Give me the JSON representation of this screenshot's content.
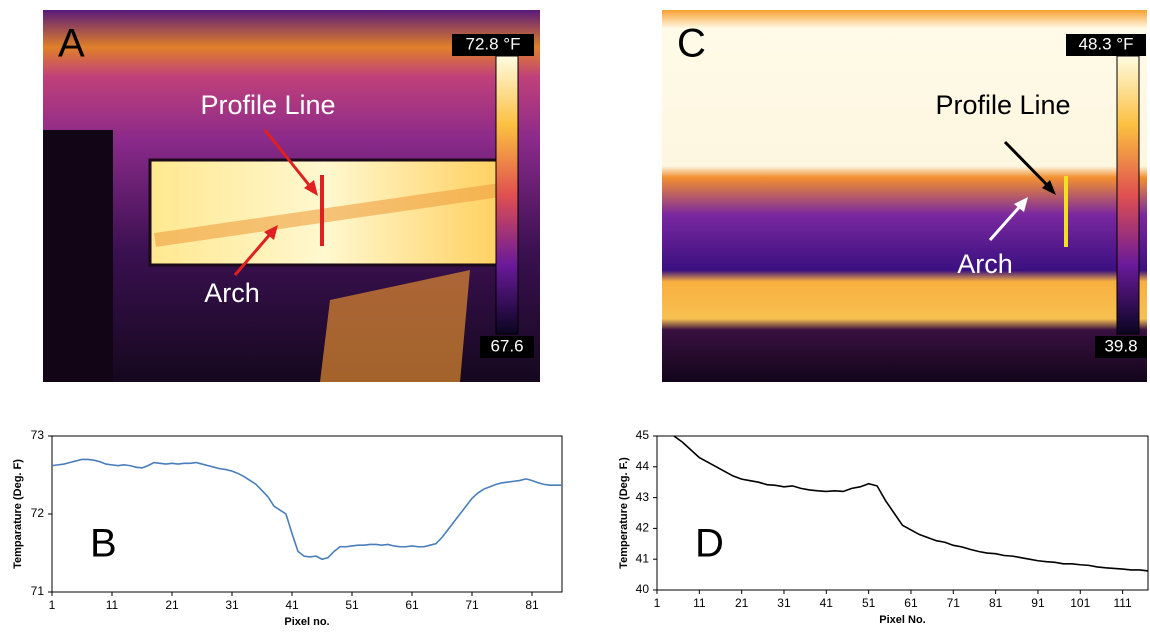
{
  "images": [
    {
      "panel_label": "A",
      "scale_max": "72.8 °F",
      "scale_min": "67.6",
      "annotations": [
        "Profile Line",
        "Arch"
      ]
    },
    {
      "panel_label": "C",
      "scale_max": "48.3 °F",
      "scale_min": "39.8",
      "annotations": [
        "Profile Line",
        "Arch"
      ]
    }
  ],
  "chart_data": [
    {
      "type": "line",
      "panel_label": "B",
      "x_label": "Pixel no.",
      "y_label": "Temparature (Deg. F)",
      "xlim": [
        1,
        86
      ],
      "xticks": [
        1,
        11,
        21,
        31,
        41,
        51,
        61,
        71,
        81
      ],
      "ylim": [
        71,
        73
      ],
      "yticks": [
        71,
        72,
        73
      ],
      "series": [
        {
          "color": "#4a7ebb",
          "x": [
            1,
            2,
            3,
            4,
            5,
            6,
            7,
            8,
            9,
            10,
            11,
            12,
            13,
            14,
            15,
            16,
            17,
            18,
            19,
            20,
            21,
            22,
            23,
            24,
            25,
            26,
            27,
            28,
            29,
            30,
            31,
            32,
            33,
            34,
            35,
            36,
            37,
            38,
            39,
            40,
            41,
            42,
            43,
            44,
            45,
            46,
            47,
            48,
            49,
            50,
            51,
            52,
            53,
            54,
            55,
            56,
            57,
            58,
            59,
            60,
            61,
            62,
            63,
            64,
            65,
            66,
            67,
            68,
            69,
            70,
            71,
            72,
            73,
            74,
            75,
            76,
            77,
            78,
            79,
            80,
            81,
            82,
            83,
            84,
            85,
            86
          ],
          "values": [
            72.62,
            72.63,
            72.64,
            72.66,
            72.68,
            72.7,
            72.7,
            72.69,
            72.67,
            72.64,
            72.63,
            72.62,
            72.63,
            72.62,
            72.6,
            72.59,
            72.62,
            72.66,
            72.65,
            72.64,
            72.65,
            72.64,
            72.65,
            72.65,
            72.66,
            72.64,
            72.62,
            72.6,
            72.58,
            72.57,
            72.55,
            72.52,
            72.48,
            72.43,
            72.38,
            72.3,
            72.22,
            72.1,
            72.05,
            72.0,
            71.75,
            71.52,
            71.46,
            71.45,
            71.46,
            71.42,
            71.44,
            71.52,
            71.58,
            71.58,
            71.59,
            71.6,
            71.6,
            71.61,
            71.61,
            71.6,
            71.61,
            71.59,
            71.58,
            71.58,
            71.59,
            71.58,
            71.58,
            71.6,
            71.62,
            71.7,
            71.8,
            71.9,
            72.0,
            72.1,
            72.2,
            72.27,
            72.32,
            72.35,
            72.38,
            72.4,
            72.41,
            72.42,
            72.43,
            72.45,
            72.43,
            72.4,
            72.38,
            72.37,
            72.37,
            72.37
          ]
        }
      ]
    },
    {
      "type": "line",
      "panel_label": "D",
      "x_label": "Pixel No.",
      "y_label": "Temperature (Deg. F.)",
      "xlim": [
        1,
        117
      ],
      "xticks": [
        1,
        11,
        21,
        31,
        41,
        51,
        61,
        71,
        81,
        91,
        101,
        111
      ],
      "ylim": [
        40,
        45
      ],
      "yticks": [
        40,
        41,
        42,
        43,
        44,
        45
      ],
      "series": [
        {
          "color": "#000000",
          "x": [
            5,
            7,
            9,
            11,
            13,
            15,
            17,
            19,
            21,
            23,
            25,
            27,
            29,
            31,
            33,
            35,
            37,
            39,
            41,
            43,
            45,
            47,
            49,
            51,
            53,
            55,
            57,
            59,
            61,
            63,
            65,
            67,
            69,
            71,
            73,
            75,
            77,
            79,
            81,
            83,
            85,
            87,
            89,
            91,
            93,
            95,
            97,
            99,
            101,
            103,
            105,
            107,
            109,
            111,
            113,
            115,
            117
          ],
          "values": [
            45.0,
            44.8,
            44.55,
            44.3,
            44.15,
            44.0,
            43.85,
            43.7,
            43.6,
            43.55,
            43.5,
            43.42,
            43.4,
            43.35,
            43.38,
            43.3,
            43.25,
            43.22,
            43.2,
            43.22,
            43.2,
            43.3,
            43.35,
            43.45,
            43.38,
            42.9,
            42.5,
            42.1,
            41.95,
            41.8,
            41.7,
            41.6,
            41.55,
            41.45,
            41.4,
            41.32,
            41.25,
            41.2,
            41.18,
            41.12,
            41.1,
            41.05,
            41.0,
            40.95,
            40.92,
            40.9,
            40.85,
            40.85,
            40.82,
            40.8,
            40.75,
            40.72,
            40.7,
            40.68,
            40.65,
            40.65,
            40.62
          ]
        }
      ]
    }
  ]
}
************
◆ **Short exercise**
Copy the data word for word. Pictures do not go in the copy.

◆ **Full solution**
Give me the JSON representation of this screenshot's content.
{
  "images": [
    {
      "panel_label": "A",
      "scale_max": "72.8 °F",
      "scale_min": "67.6",
      "annotations": [
        "Profile Line",
        "Arch"
      ]
    },
    {
      "panel_label": "C",
      "scale_max": "48.3 °F",
      "scale_min": "39.8",
      "annotations": [
        "Profile Line",
        "Arch"
      ]
    }
  ],
  "chart_data": [
    {
      "type": "line",
      "panel_label": "B",
      "x_label": "Pixel no.",
      "y_label": "Temparature (Deg. F)",
      "xlim": [
        1,
        86
      ],
      "xticks": [
        1,
        11,
        21,
        31,
        41,
        51,
        61,
        71,
        81
      ],
      "ylim": [
        71,
        73
      ],
      "yticks": [
        71,
        72,
        73
      ],
      "series": [
        {
          "color": "#4a7ebb",
          "x": [
            1,
            2,
            3,
            4,
            5,
            6,
            7,
            8,
            9,
            10,
            11,
            12,
            13,
            14,
            15,
            16,
            17,
            18,
            19,
            20,
            21,
            22,
            23,
            24,
            25,
            26,
            27,
            28,
            29,
            30,
            31,
            32,
            33,
            34,
            35,
            36,
            37,
            38,
            39,
            40,
            41,
            42,
            43,
            44,
            45,
            46,
            47,
            48,
            49,
            50,
            51,
            52,
            53,
            54,
            55,
            56,
            57,
            58,
            59,
            60,
            61,
            62,
            63,
            64,
            65,
            66,
            67,
            68,
            69,
            70,
            71,
            72,
            73,
            74,
            75,
            76,
            77,
            78,
            79,
            80,
            81,
            82,
            83,
            84,
            85,
            86
          ],
          "values": [
            72.62,
            72.63,
            72.64,
            72.66,
            72.68,
            72.7,
            72.7,
            72.69,
            72.67,
            72.64,
            72.63,
            72.62,
            72.63,
            72.62,
            72.6,
            72.59,
            72.62,
            72.66,
            72.65,
            72.64,
            72.65,
            72.64,
            72.65,
            72.65,
            72.66,
            72.64,
            72.62,
            72.6,
            72.58,
            72.57,
            72.55,
            72.52,
            72.48,
            72.43,
            72.38,
            72.3,
            72.22,
            72.1,
            72.05,
            72.0,
            71.75,
            71.52,
            71.46,
            71.45,
            71.46,
            71.42,
            71.44,
            71.52,
            71.58,
            71.58,
            71.59,
            71.6,
            71.6,
            71.61,
            71.61,
            71.6,
            71.61,
            71.59,
            71.58,
            71.58,
            71.59,
            71.58,
            71.58,
            71.6,
            71.62,
            71.7,
            71.8,
            71.9,
            72.0,
            72.1,
            72.2,
            72.27,
            72.32,
            72.35,
            72.38,
            72.4,
            72.41,
            72.42,
            72.43,
            72.45,
            72.43,
            72.4,
            72.38,
            72.37,
            72.37,
            72.37
          ]
        }
      ]
    },
    {
      "type": "line",
      "panel_label": "D",
      "x_label": "Pixel No.",
      "y_label": "Temperature (Deg. F.)",
      "xlim": [
        1,
        117
      ],
      "xticks": [
        1,
        11,
        21,
        31,
        41,
        51,
        61,
        71,
        81,
        91,
        101,
        111
      ],
      "ylim": [
        40,
        45
      ],
      "yticks": [
        40,
        41,
        42,
        43,
        44,
        45
      ],
      "series": [
        {
          "color": "#000000",
          "x": [
            5,
            7,
            9,
            11,
            13,
            15,
            17,
            19,
            21,
            23,
            25,
            27,
            29,
            31,
            33,
            35,
            37,
            39,
            41,
            43,
            45,
            47,
            49,
            51,
            53,
            55,
            57,
            59,
            61,
            63,
            65,
            67,
            69,
            71,
            73,
            75,
            77,
            79,
            81,
            83,
            85,
            87,
            89,
            91,
            93,
            95,
            97,
            99,
            101,
            103,
            105,
            107,
            109,
            111,
            113,
            115,
            117
          ],
          "values": [
            45.0,
            44.8,
            44.55,
            44.3,
            44.15,
            44.0,
            43.85,
            43.7,
            43.6,
            43.55,
            43.5,
            43.42,
            43.4,
            43.35,
            43.38,
            43.3,
            43.25,
            43.22,
            43.2,
            43.22,
            43.2,
            43.3,
            43.35,
            43.45,
            43.38,
            42.9,
            42.5,
            42.1,
            41.95,
            41.8,
            41.7,
            41.6,
            41.55,
            41.45,
            41.4,
            41.32,
            41.25,
            41.2,
            41.18,
            41.12,
            41.1,
            41.05,
            41.0,
            40.95,
            40.92,
            40.9,
            40.85,
            40.85,
            40.82,
            40.8,
            40.75,
            40.72,
            40.7,
            40.68,
            40.65,
            40.65,
            40.62
          ]
        }
      ]
    }
  ]
}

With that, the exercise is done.